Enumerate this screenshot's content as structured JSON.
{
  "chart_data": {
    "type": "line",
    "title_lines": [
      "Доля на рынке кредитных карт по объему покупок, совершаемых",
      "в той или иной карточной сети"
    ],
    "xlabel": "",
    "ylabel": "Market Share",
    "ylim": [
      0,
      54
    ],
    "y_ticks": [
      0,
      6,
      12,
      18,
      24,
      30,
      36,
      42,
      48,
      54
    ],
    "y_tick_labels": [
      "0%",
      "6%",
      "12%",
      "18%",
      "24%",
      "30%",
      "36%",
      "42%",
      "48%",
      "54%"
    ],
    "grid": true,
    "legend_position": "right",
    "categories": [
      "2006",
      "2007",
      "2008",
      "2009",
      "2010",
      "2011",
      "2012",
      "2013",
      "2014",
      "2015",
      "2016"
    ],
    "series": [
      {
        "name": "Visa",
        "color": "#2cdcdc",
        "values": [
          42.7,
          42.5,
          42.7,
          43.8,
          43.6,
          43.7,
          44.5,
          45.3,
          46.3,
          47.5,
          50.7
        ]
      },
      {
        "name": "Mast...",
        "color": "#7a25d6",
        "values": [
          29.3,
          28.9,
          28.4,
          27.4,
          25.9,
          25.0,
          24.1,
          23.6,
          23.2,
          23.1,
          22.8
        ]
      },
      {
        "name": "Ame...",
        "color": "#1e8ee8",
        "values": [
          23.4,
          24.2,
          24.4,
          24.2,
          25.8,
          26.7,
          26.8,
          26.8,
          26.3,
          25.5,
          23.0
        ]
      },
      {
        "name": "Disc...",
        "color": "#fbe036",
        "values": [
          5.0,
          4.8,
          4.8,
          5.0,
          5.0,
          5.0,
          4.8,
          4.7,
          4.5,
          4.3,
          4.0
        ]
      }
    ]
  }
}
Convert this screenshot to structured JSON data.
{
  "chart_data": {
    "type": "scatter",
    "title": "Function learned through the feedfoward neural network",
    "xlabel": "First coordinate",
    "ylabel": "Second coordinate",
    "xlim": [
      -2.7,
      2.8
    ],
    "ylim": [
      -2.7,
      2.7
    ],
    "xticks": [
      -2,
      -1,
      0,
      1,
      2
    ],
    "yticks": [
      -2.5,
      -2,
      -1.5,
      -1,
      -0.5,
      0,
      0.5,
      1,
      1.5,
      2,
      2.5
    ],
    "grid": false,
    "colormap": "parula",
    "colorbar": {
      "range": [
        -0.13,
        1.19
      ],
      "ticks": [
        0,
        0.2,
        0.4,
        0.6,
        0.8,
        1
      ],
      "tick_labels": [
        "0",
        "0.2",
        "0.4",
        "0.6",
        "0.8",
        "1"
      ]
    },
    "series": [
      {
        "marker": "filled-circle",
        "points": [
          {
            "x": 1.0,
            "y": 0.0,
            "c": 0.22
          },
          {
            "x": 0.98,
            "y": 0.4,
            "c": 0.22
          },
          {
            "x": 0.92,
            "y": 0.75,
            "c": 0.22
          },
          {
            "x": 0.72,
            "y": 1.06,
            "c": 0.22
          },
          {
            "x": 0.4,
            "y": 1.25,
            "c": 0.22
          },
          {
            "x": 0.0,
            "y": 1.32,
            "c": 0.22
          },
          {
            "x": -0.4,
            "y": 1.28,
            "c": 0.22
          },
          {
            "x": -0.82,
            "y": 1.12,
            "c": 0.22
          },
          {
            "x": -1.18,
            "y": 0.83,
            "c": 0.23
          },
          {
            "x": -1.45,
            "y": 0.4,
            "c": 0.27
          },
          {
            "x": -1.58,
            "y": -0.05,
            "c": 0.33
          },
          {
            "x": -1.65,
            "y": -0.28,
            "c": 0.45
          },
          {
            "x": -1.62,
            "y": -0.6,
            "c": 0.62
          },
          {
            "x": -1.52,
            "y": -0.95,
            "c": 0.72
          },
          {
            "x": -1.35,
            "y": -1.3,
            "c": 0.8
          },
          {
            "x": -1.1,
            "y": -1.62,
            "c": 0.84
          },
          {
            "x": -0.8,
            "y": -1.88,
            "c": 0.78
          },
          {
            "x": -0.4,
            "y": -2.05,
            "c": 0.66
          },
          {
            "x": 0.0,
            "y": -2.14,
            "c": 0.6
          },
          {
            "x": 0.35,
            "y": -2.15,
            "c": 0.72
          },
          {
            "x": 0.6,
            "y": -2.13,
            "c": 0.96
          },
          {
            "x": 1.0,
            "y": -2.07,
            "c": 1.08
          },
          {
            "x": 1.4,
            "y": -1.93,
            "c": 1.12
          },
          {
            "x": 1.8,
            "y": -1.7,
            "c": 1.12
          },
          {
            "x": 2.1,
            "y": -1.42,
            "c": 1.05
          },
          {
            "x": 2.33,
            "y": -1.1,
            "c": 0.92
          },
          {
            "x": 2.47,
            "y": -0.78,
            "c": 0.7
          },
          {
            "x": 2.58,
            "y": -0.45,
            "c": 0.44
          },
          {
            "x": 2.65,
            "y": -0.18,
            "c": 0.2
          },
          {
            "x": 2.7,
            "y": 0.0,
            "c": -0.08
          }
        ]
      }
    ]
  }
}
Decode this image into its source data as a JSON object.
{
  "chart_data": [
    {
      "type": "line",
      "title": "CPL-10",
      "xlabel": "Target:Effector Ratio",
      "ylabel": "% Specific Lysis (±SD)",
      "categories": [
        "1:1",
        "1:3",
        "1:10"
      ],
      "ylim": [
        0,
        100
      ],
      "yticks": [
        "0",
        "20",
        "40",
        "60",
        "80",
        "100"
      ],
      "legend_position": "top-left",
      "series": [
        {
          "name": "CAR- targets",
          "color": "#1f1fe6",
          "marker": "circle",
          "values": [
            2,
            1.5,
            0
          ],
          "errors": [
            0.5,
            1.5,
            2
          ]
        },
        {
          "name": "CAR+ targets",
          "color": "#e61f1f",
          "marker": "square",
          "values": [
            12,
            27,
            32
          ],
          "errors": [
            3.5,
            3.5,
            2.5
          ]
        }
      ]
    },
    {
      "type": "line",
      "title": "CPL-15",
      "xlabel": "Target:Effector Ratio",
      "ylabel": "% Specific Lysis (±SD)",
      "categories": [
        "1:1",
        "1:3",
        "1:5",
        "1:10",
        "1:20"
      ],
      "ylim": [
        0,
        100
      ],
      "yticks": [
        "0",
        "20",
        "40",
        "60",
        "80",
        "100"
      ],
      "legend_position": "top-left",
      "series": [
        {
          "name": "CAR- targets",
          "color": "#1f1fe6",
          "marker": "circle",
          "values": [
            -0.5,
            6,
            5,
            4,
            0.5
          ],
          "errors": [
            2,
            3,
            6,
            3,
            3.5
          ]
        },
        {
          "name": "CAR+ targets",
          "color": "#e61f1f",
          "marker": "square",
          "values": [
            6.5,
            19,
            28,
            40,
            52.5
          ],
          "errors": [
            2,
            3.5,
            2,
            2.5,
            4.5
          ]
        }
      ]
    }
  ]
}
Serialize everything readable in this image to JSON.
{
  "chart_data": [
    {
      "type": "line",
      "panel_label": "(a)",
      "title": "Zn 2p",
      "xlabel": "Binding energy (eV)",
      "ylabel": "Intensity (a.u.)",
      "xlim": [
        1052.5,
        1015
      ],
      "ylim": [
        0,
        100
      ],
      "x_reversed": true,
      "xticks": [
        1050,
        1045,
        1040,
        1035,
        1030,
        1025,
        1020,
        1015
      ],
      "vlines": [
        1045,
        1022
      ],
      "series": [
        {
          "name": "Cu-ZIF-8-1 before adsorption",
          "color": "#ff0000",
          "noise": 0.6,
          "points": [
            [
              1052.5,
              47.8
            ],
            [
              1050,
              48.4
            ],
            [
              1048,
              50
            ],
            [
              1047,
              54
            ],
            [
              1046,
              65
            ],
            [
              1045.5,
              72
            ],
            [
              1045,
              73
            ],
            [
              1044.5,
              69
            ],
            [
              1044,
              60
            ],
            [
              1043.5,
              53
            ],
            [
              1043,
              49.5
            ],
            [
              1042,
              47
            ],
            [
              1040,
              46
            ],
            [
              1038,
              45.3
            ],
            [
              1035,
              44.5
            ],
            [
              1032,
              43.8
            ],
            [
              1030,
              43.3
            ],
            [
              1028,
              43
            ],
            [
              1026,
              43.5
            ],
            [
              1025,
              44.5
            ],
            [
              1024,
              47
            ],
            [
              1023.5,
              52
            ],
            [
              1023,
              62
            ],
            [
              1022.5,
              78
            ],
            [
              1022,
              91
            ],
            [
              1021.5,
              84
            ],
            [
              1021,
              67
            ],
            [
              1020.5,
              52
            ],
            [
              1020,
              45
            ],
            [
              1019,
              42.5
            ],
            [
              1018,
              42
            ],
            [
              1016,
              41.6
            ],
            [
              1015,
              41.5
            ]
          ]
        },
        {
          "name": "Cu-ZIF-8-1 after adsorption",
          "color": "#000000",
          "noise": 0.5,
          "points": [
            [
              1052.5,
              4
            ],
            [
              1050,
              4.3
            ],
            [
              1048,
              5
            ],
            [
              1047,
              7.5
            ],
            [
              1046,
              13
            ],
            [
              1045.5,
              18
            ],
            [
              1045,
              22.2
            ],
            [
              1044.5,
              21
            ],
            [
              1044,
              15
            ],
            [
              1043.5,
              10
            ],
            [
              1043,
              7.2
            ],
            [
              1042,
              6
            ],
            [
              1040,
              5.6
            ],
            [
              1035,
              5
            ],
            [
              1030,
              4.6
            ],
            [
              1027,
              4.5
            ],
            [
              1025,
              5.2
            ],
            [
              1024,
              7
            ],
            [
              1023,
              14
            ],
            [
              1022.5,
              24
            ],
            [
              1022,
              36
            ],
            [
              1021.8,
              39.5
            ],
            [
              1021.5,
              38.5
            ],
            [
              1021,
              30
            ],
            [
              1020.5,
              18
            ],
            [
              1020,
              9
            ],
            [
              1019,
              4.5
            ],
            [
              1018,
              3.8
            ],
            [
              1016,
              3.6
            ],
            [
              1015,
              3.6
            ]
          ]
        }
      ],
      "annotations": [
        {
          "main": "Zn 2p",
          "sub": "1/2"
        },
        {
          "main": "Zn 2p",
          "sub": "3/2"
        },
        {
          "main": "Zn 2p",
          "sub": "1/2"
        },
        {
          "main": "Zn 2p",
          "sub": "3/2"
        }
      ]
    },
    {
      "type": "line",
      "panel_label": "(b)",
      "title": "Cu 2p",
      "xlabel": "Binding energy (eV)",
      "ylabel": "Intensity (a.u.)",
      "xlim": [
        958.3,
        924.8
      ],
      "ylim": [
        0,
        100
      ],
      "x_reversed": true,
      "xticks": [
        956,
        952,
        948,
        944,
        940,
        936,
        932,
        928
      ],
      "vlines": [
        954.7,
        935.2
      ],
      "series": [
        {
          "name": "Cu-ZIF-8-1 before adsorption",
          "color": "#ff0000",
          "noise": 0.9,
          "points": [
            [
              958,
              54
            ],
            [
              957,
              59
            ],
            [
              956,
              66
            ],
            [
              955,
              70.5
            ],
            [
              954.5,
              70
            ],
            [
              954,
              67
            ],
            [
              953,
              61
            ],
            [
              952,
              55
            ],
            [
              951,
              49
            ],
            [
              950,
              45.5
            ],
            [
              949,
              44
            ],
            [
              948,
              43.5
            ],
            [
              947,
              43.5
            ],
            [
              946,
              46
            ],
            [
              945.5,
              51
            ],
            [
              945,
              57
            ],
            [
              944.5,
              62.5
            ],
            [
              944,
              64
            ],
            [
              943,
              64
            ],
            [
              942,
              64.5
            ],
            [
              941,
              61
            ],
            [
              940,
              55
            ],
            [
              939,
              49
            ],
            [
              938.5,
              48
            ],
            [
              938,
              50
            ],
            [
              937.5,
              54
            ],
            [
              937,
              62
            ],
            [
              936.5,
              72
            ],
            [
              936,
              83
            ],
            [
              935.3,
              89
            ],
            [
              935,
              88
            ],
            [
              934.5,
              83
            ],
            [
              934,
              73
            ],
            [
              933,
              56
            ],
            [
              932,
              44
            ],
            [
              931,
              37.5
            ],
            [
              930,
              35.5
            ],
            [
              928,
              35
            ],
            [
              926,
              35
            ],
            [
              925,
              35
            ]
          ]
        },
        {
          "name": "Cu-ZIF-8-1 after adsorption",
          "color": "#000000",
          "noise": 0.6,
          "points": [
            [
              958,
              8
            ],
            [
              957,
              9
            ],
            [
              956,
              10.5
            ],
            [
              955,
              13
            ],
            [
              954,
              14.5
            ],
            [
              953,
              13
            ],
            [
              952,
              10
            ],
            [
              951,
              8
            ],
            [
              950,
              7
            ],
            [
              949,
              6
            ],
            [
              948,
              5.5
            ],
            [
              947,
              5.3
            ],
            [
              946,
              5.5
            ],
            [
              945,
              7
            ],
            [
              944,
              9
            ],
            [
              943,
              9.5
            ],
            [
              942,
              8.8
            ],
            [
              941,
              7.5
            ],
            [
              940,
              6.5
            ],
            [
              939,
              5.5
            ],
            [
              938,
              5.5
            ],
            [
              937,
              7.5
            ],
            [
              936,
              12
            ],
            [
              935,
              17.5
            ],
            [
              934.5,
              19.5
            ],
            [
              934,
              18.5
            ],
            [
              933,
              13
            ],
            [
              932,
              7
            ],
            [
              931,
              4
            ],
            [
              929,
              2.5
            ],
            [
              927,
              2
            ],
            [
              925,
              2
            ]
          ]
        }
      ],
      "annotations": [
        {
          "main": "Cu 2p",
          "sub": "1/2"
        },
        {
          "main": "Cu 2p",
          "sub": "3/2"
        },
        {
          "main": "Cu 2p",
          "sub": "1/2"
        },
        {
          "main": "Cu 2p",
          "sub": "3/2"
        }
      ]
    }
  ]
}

■ TO DO ■
Copy each line that holds the word "image".

■ EXERCISE SOLUTION ■
Decode this image into its source data as a JSON object.
Serialize everything readable in this image to JSON.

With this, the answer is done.